● **TASK OBJECTIVE**
Give every line back verbatim, dropping all images.

● **PROVIDED RECORDS**
★ ★ ★ ★ ★ ★ ★
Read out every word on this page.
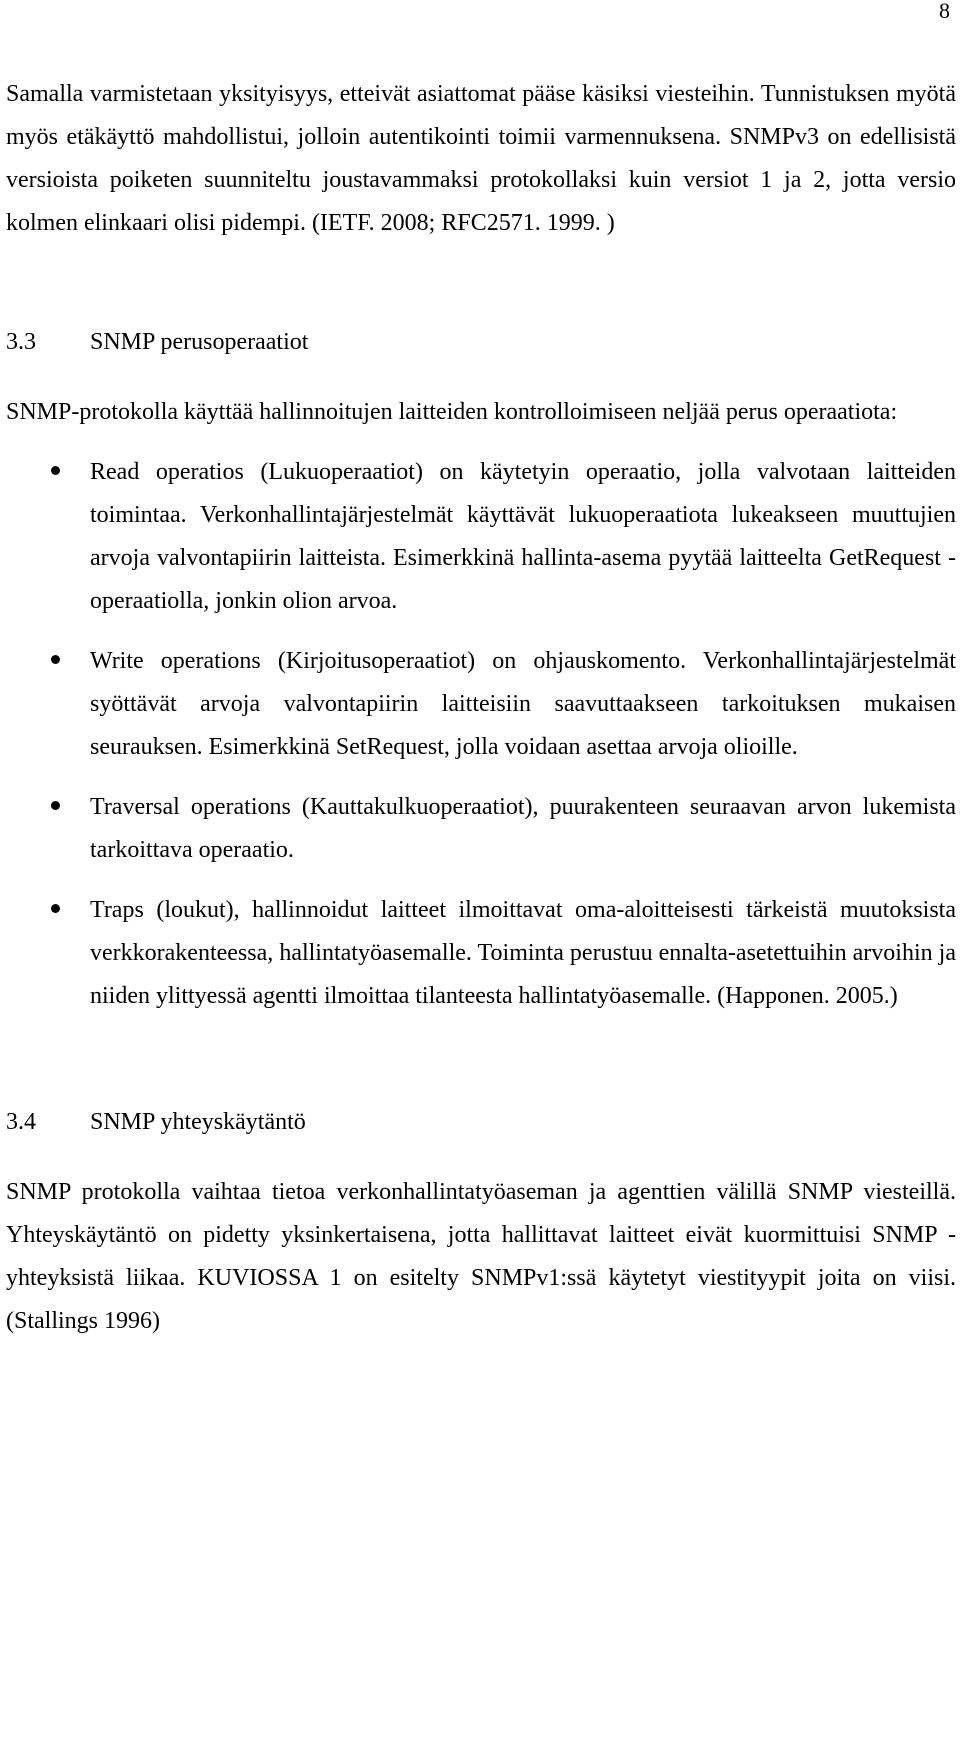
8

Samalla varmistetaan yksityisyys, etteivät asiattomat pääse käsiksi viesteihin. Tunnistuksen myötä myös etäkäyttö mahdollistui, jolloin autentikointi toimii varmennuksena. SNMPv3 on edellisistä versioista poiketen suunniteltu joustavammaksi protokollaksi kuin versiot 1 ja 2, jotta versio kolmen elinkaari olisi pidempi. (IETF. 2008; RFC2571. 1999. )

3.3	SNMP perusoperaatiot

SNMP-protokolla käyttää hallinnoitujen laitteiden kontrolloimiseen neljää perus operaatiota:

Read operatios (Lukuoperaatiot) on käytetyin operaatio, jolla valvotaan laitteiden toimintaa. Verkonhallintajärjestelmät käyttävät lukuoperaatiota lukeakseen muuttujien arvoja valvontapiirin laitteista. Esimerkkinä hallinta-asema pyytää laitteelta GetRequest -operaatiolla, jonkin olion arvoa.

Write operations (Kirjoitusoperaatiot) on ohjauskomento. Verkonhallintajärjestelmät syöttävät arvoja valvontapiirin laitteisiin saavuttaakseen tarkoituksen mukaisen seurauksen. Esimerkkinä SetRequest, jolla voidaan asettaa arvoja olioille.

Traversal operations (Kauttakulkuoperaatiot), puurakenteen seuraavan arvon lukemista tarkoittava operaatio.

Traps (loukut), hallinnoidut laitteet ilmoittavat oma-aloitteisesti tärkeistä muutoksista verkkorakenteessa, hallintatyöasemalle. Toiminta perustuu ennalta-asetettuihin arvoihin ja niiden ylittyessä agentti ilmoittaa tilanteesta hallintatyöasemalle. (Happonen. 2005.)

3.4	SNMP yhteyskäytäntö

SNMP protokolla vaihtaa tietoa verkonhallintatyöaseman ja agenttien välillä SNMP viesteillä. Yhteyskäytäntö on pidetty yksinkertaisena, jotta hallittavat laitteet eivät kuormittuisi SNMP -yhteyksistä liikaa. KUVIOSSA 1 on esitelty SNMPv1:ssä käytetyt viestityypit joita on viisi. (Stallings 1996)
★ ★ ★ ★ ★ ★ ★
● **EXERCISE OUTPUT**
Read out every word on this page.
8

Samalla varmistetaan yksityisyys, etteivät asiattomat pääse käsiksi viesteihin. Tunnistuksen myötä myös etäkäyttö mahdollistui, jolloin autentikointi toimii varmennuksena. SNMPv3 on edellisistä versioista poiketen suunniteltu joustavammaksi protokollaksi kuin versiot 1 ja 2, jotta versio kolmen elinkaari olisi pidempi. (IETF. 2008; RFC2571. 1999. )

3.3	SNMP perusoperaatiot

SNMP-protokolla käyttää hallinnoitujen laitteiden kontrolloimiseen neljää perus operaatiota:

Read operatios (Lukuoperaatiot) on käytetyin operaatio, jolla valvotaan laitteiden toimintaa. Verkonhallintajärjestelmät käyttävät lukuoperaatiota lukeakseen muuttujien arvoja valvontapiirin laitteista. Esimerkkinä hallinta-asema pyytää laitteelta GetRequest -operaatiolla, jonkin olion arvoa.

Write operations (Kirjoitusoperaatiot) on ohjauskomento. Verkonhallintajärjestelmät syöttävät arvoja valvontapiirin laitteisiin saavuttaakseen tarkoituksen mukaisen seurauksen. Esimerkkinä SetRequest, jolla voidaan asettaa arvoja olioille.

Traversal operations (Kauttakulkuoperaatiot), puurakenteen seuraavan arvon lukemista tarkoittava operaatio.

Traps (loukut), hallinnoidut laitteet ilmoittavat oma-aloitteisesti tärkeistä muutoksista verkkorakenteessa, hallintatyöasemalle. Toiminta perustuu ennalta-asetettuihin arvoihin ja niiden ylittyessä agentti ilmoittaa tilanteesta hallintatyöasemalle. (Happonen. 2005.)

3.4	SNMP yhteyskäytäntö

SNMP protokolla vaihtaa tietoa verkonhallintatyöaseman ja agenttien välillä SNMP viesteillä. Yhteyskäytäntö on pidetty yksinkertaisena, jotta hallittavat laitteet eivät kuormittuisi SNMP -yhteyksistä liikaa. KUVIOSSA 1 on esitelty SNMPv1:ssä käytetyt viestityypit joita on viisi. (Stallings 1996)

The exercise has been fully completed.